▶ [Aim]
Search the material for the word "family" and report each line where it turns up.

--- Start of Input rows ---

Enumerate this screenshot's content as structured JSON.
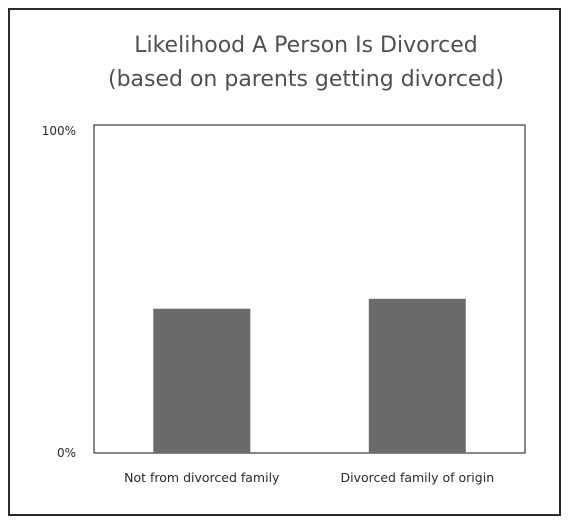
{
  "chart_data": {
    "type": "bar",
    "title": "Likelihood A Person Is Divorced",
    "subtitle": "(based on parents getting divorced)",
    "categories": [
      "Not from divorced family",
      "Divorced family of origin"
    ],
    "values": [
      44,
      47
    ],
    "ylim": [
      0,
      100
    ],
    "yticks": [
      "0%",
      "100%"
    ],
    "grid": false,
    "bar_color": "#6b6b6b",
    "axis_color": "#3a3a3a"
  }
}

--- End of Input rows ---

▶ [Final result]
      "Not from divorced family",
      "Divorced family of origin"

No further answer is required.